● RECORD EXTRACTS
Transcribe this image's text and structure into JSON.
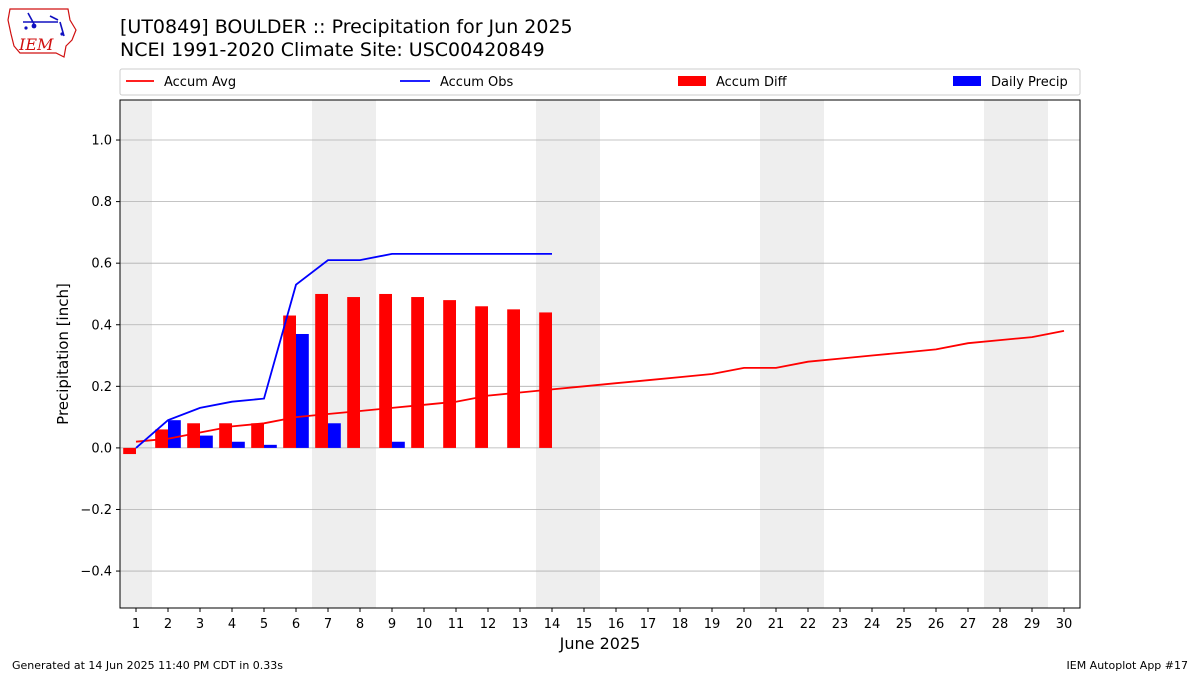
{
  "title_line1": "[UT0849] BOULDER :: Precipitation for Jun 2025",
  "title_line2": "NCEI 1991-2020 Climate Site: USC00420849",
  "logo_text": "IEM",
  "footer_left": "Generated at 14 Jun 2025 11:40 PM CDT in 0.33s",
  "footer_right": "IEM Autoplot App #17",
  "colors": {
    "avg": "#ff0000",
    "obs": "#0000ff",
    "diff": "#ff0000",
    "daily": "#0000ff",
    "weekend": "#eeeeee",
    "grid": "#b0b0b0"
  },
  "chart_data": {
    "type": "bar",
    "xlabel": "June 2025",
    "ylabel": "Precipitation [inch]",
    "xlim": [
      0.5,
      30.5
    ],
    "ylim": [
      -0.52,
      1.13
    ],
    "yticks": [
      -0.4,
      -0.2,
      0.0,
      0.2,
      0.4,
      0.6,
      0.8,
      1.0
    ],
    "ytick_labels": [
      "−0.4",
      "−0.2",
      "0.0",
      "0.2",
      "0.4",
      "0.6",
      "0.8",
      "1.0"
    ],
    "days": [
      1,
      2,
      3,
      4,
      5,
      6,
      7,
      8,
      9,
      10,
      11,
      12,
      13,
      14,
      15,
      16,
      17,
      18,
      19,
      20,
      21,
      22,
      23,
      24,
      25,
      26,
      27,
      28,
      29,
      30
    ],
    "weekend_days": [
      1,
      7,
      8,
      14,
      15,
      21,
      22,
      28,
      29
    ],
    "grid": "horizontal",
    "legend_position": "top",
    "legend": [
      "Accum Avg",
      "Accum Obs",
      "Accum Diff",
      "Daily Precip"
    ],
    "accum_avg": [
      0.02,
      0.03,
      0.05,
      0.07,
      0.08,
      0.1,
      0.11,
      0.12,
      0.13,
      0.14,
      0.15,
      0.17,
      0.18,
      0.19,
      0.2,
      0.21,
      0.22,
      0.23,
      0.24,
      0.26,
      0.26,
      0.28,
      0.29,
      0.3,
      0.31,
      0.32,
      0.34,
      0.35,
      0.36,
      0.38
    ],
    "accum_obs": [
      0.0,
      0.09,
      0.13,
      0.15,
      0.16,
      0.53,
      0.61,
      0.61,
      0.63,
      0.63,
      0.63,
      0.63,
      0.63,
      0.63
    ],
    "accum_diff": [
      -0.02,
      0.06,
      0.08,
      0.08,
      0.08,
      0.43,
      0.5,
      0.49,
      0.5,
      0.49,
      0.48,
      0.46,
      0.45,
      0.44
    ],
    "daily_precip": [
      0.0,
      0.09,
      0.04,
      0.02,
      0.01,
      0.37,
      0.08,
      0.0,
      0.02,
      0.0,
      0.0,
      0.0,
      0.0,
      0.0
    ]
  }
}
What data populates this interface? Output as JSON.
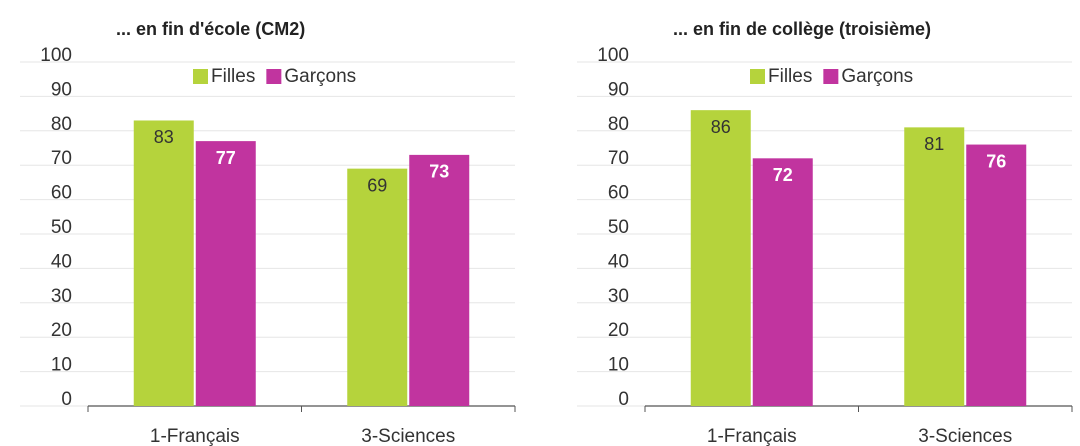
{
  "chart_data": [
    {
      "type": "bar",
      "title": "... en fin d'école (CM2)",
      "categories": [
        "1-Français",
        "3-Sciences"
      ],
      "series": [
        {
          "name": "Filles",
          "color": "#b5d33c",
          "values": [
            83,
            69
          ]
        },
        {
          "name": "Garçons",
          "color": "#c1349f",
          "values": [
            77,
            73
          ]
        }
      ],
      "ylim": [
        0,
        100
      ],
      "yticks": [
        0,
        10,
        20,
        30,
        40,
        50,
        60,
        70,
        80,
        90,
        100
      ],
      "grid": true,
      "legend": "top"
    },
    {
      "type": "bar",
      "title": "... en fin de collège (troisième)",
      "categories": [
        "1-Français",
        "3-Sciences"
      ],
      "series": [
        {
          "name": "Filles",
          "color": "#b5d33c",
          "values": [
            86,
            81
          ]
        },
        {
          "name": "Garçons",
          "color": "#c1349f",
          "values": [
            72,
            76
          ]
        }
      ],
      "ylim": [
        0,
        100
      ],
      "yticks": [
        0,
        10,
        20,
        30,
        40,
        50,
        60,
        70,
        80,
        90,
        100
      ],
      "grid": true,
      "legend": "top"
    }
  ]
}
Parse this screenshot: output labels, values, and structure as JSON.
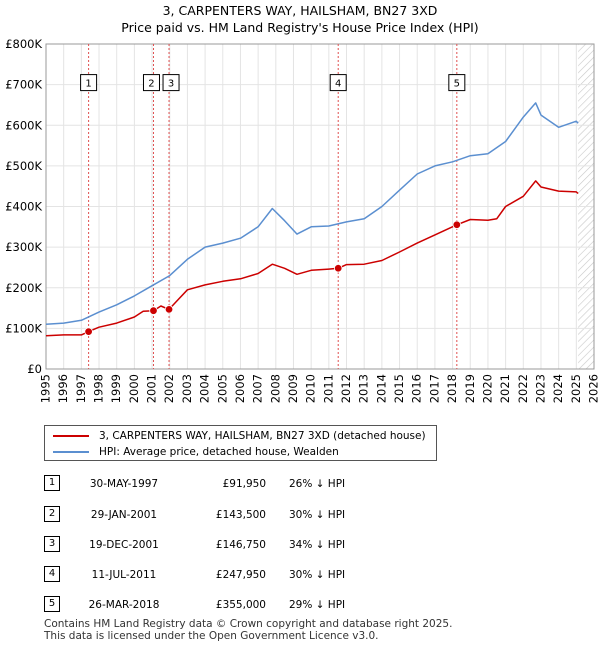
{
  "title": {
    "line1": "3, CARPENTERS WAY, HAILSHAM, BN27 3XD",
    "line2": "Price paid vs. HM Land Registry's House Price Index (HPI)"
  },
  "chart_data": {
    "type": "line",
    "title": "3, CARPENTERS WAY, HAILSHAM, BN27 3XD — Price paid vs. HM Land Registry's House Price Index (HPI)",
    "xlim": [
      1995,
      2026
    ],
    "ylim": [
      0,
      800000
    ],
    "x_ticks": [
      "1995",
      "1996",
      "1997",
      "1998",
      "1999",
      "2000",
      "2001",
      "2002",
      "2003",
      "2004",
      "2005",
      "2006",
      "2007",
      "2008",
      "2009",
      "2010",
      "2011",
      "2012",
      "2013",
      "2014",
      "2015",
      "2016",
      "2017",
      "2018",
      "2019",
      "2020",
      "2021",
      "2022",
      "2023",
      "2024",
      "2025",
      "2026"
    ],
    "y_ticks": [
      {
        "value": 0,
        "label": "£0"
      },
      {
        "value": 100000,
        "label": "£100K"
      },
      {
        "value": 200000,
        "label": "£200K"
      },
      {
        "value": 300000,
        "label": "£300K"
      },
      {
        "value": 400000,
        "label": "£400K"
      },
      {
        "value": 500000,
        "label": "£500K"
      },
      {
        "value": 600000,
        "label": "£600K"
      },
      {
        "value": 700000,
        "label": "£700K"
      },
      {
        "value": 800000,
        "label": "£800K"
      }
    ],
    "grid": true,
    "data_end_year": 2025.1,
    "series": [
      {
        "name": "3, CARPENTERS WAY, HAILSHAM, BN27 3XD (detached house)",
        "color": "#cc0000",
        "x": [
          1995.0,
          1996.0,
          1997.0,
          1997.41,
          1998.0,
          1999.0,
          2000.0,
          2000.5,
          2001.08,
          2001.5,
          2001.96,
          2002.5,
          2003.0,
          2004.0,
          2005.0,
          2006.0,
          2007.0,
          2007.8,
          2008.5,
          2009.2,
          2010.0,
          2011.0,
          2011.53,
          2012.0,
          2013.0,
          2014.0,
          2015.0,
          2016.0,
          2017.0,
          2018.24,
          2019.0,
          2020.0,
          2020.5,
          2021.0,
          2022.0,
          2022.7,
          2023.0,
          2024.0,
          2025.0,
          2025.1
        ],
        "y": [
          82000,
          84000,
          84000,
          91950,
          103000,
          113000,
          128000,
          142000,
          143500,
          155000,
          146750,
          172000,
          195000,
          207000,
          216000,
          222000,
          235000,
          258000,
          248000,
          233000,
          243000,
          246000,
          247950,
          257000,
          258000,
          267000,
          288000,
          310000,
          330000,
          355000,
          368000,
          366000,
          370000,
          400000,
          425000,
          463000,
          448000,
          438000,
          436000,
          432000
        ]
      },
      {
        "name": "HPI: Average price, detached house, Wealden",
        "color": "#5b8fd0",
        "x": [
          1995.0,
          1996.0,
          1997.0,
          1998.0,
          1999.0,
          2000.0,
          2001.0,
          2002.0,
          2003.0,
          2004.0,
          2005.0,
          2006.0,
          2007.0,
          2007.8,
          2008.5,
          2009.2,
          2010.0,
          2011.0,
          2012.0,
          2013.0,
          2014.0,
          2015.0,
          2016.0,
          2017.0,
          2018.0,
          2019.0,
          2020.0,
          2021.0,
          2022.0,
          2022.7,
          2023.0,
          2024.0,
          2025.0,
          2025.1
        ],
        "y": [
          110000,
          113000,
          120000,
          140000,
          158000,
          180000,
          205000,
          230000,
          270000,
          300000,
          310000,
          322000,
          350000,
          395000,
          365000,
          332000,
          350000,
          352000,
          362000,
          370000,
          400000,
          440000,
          480000,
          500000,
          510000,
          525000,
          530000,
          560000,
          620000,
          655000,
          625000,
          595000,
          610000,
          605000
        ]
      }
    ],
    "sales": [
      {
        "label": "1",
        "year": 1997.41,
        "price": 91950,
        "date": "30-MAY-1997",
        "price_text": "£91,950",
        "hpi": "26% ↓ HPI"
      },
      {
        "label": "2",
        "year": 2001.08,
        "price": 143500,
        "date": "29-JAN-2001",
        "price_text": "£143,500",
        "hpi": "30% ↓ HPI"
      },
      {
        "label": "3",
        "year": 2001.96,
        "price": 146750,
        "date": "19-DEC-2001",
        "price_text": "£146,750",
        "hpi": "34% ↓ HPI"
      },
      {
        "label": "4",
        "year": 2011.53,
        "price": 247950,
        "date": "11-JUL-2011",
        "price_text": "£247,950",
        "hpi": "30% ↓ HPI"
      },
      {
        "label": "5",
        "year": 2018.24,
        "price": 355000,
        "date": "26-MAR-2018",
        "price_text": "£355,000",
        "hpi": "29% ↓ HPI"
      }
    ]
  },
  "legend": {
    "property_label": "3, CARPENTERS WAY, HAILSHAM, BN27 3XD (detached house)",
    "hpi_label": "HPI: Average price, detached house, Wealden"
  },
  "footer": {
    "line1": "Contains HM Land Registry data © Crown copyright and database right 2025.",
    "line2": "This data is licensed under the Open Government Licence v3.0."
  }
}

● TO BE DONE
Report how many lines in the records above contain the word "Index", giving only the number.

● EXPECTED OUTPUT
2